(EXERCISE DIRECTIONS) Find how many lines in the material contain "Vitamin"; your answer should be that number alone.
::: SUPPLIED MATERIAL
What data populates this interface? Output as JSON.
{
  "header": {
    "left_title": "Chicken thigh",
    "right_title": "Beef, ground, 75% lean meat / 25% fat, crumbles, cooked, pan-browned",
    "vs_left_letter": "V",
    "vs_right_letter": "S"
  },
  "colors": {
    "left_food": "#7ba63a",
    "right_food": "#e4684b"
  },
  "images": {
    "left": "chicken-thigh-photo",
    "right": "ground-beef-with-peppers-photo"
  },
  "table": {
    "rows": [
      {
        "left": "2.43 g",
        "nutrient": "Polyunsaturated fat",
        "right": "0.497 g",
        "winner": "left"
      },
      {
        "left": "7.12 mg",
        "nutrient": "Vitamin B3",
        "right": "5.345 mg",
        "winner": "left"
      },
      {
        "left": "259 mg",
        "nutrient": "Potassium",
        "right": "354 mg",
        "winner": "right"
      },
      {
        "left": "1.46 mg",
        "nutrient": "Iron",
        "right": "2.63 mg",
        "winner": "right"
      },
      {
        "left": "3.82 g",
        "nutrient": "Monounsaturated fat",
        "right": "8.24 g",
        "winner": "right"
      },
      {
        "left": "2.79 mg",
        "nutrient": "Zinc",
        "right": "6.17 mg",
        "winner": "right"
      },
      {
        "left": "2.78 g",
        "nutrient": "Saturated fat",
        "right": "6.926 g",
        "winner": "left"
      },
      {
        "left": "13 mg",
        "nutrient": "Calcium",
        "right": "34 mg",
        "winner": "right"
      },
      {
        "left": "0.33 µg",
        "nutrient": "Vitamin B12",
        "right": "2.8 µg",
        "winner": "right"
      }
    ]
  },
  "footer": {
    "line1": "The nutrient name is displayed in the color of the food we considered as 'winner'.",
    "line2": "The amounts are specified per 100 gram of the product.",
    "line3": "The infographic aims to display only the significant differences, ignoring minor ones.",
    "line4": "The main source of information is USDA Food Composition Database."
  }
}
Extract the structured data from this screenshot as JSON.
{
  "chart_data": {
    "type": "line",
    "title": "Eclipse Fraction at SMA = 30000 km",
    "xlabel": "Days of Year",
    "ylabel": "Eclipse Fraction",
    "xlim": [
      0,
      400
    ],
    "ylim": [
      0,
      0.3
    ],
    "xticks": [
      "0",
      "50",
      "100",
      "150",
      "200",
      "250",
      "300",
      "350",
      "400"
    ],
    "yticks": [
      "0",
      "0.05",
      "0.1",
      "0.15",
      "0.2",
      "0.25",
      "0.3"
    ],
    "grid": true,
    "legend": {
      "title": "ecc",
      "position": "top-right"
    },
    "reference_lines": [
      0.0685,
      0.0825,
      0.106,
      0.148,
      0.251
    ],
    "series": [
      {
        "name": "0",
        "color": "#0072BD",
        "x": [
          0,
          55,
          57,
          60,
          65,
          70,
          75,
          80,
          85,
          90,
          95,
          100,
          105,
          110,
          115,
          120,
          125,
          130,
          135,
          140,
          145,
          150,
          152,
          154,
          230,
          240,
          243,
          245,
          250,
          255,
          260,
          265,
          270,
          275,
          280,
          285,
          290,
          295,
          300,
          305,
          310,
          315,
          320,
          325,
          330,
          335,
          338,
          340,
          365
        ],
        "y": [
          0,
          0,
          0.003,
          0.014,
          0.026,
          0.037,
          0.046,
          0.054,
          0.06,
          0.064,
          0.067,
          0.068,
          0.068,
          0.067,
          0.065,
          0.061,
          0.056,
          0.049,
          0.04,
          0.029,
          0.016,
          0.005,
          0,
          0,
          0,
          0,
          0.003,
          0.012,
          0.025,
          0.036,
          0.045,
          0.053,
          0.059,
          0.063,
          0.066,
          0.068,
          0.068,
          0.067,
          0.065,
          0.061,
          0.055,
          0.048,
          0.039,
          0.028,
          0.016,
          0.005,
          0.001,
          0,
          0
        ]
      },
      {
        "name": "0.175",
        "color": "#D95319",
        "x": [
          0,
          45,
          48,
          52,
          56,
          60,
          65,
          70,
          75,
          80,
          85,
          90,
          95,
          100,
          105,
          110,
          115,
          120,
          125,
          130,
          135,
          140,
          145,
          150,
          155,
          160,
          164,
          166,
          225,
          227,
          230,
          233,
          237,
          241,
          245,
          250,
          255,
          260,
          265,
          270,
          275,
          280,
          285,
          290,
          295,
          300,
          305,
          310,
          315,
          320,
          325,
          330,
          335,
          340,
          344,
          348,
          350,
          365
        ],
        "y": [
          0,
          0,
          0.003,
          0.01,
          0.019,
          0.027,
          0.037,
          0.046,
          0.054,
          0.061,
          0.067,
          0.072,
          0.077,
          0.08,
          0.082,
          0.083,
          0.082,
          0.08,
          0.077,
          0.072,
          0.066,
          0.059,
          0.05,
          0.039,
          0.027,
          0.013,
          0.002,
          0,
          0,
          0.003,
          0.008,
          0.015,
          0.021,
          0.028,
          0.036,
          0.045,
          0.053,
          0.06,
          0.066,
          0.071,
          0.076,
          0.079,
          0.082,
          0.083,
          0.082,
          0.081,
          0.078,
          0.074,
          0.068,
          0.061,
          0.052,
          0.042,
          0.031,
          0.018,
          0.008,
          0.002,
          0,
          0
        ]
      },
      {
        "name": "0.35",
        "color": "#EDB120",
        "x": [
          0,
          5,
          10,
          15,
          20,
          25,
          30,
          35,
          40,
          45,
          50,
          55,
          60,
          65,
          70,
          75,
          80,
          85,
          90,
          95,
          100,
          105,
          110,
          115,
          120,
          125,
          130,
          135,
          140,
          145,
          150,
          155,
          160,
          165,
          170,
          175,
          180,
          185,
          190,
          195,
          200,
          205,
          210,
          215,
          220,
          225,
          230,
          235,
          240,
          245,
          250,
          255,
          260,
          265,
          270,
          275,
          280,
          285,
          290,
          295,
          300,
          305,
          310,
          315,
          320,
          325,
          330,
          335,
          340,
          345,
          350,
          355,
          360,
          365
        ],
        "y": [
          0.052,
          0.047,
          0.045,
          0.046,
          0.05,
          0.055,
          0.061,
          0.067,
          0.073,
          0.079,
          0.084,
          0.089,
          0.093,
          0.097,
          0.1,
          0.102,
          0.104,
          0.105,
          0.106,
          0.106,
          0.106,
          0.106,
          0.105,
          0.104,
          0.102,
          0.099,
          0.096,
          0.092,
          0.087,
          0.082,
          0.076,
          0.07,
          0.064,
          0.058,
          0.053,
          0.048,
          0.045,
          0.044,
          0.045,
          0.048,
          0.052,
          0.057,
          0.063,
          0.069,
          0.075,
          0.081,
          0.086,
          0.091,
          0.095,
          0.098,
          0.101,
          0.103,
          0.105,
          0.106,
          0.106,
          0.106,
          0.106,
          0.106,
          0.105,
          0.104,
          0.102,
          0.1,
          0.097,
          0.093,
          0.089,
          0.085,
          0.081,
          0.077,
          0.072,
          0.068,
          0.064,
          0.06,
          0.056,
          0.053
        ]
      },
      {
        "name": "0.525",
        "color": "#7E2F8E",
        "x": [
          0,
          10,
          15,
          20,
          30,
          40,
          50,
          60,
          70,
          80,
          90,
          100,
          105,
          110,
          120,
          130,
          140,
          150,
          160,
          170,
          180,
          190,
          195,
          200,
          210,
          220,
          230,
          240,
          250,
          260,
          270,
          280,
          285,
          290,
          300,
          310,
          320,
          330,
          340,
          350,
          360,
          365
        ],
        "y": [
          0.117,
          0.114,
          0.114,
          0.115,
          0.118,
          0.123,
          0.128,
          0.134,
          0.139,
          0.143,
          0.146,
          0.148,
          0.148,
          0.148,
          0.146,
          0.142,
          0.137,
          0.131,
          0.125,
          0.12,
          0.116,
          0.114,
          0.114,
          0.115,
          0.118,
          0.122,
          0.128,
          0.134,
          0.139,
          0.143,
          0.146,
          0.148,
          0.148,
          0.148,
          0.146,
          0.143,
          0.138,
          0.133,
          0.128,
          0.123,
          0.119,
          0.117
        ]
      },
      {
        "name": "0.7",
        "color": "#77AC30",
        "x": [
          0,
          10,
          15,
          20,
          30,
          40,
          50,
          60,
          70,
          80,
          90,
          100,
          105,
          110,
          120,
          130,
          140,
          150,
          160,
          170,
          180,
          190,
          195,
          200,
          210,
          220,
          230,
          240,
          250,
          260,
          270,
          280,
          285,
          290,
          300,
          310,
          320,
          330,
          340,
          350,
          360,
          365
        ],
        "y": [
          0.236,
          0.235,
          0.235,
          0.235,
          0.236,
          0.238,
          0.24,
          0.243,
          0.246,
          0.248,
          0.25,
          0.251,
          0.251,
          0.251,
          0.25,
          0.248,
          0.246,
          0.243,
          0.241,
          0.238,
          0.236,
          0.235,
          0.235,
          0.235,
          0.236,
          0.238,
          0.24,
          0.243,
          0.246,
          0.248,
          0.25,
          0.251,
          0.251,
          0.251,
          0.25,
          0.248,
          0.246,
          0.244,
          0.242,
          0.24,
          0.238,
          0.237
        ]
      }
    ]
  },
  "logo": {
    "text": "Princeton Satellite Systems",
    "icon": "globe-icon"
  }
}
::::::
(OUTPUT OF THE EXERCISE) 2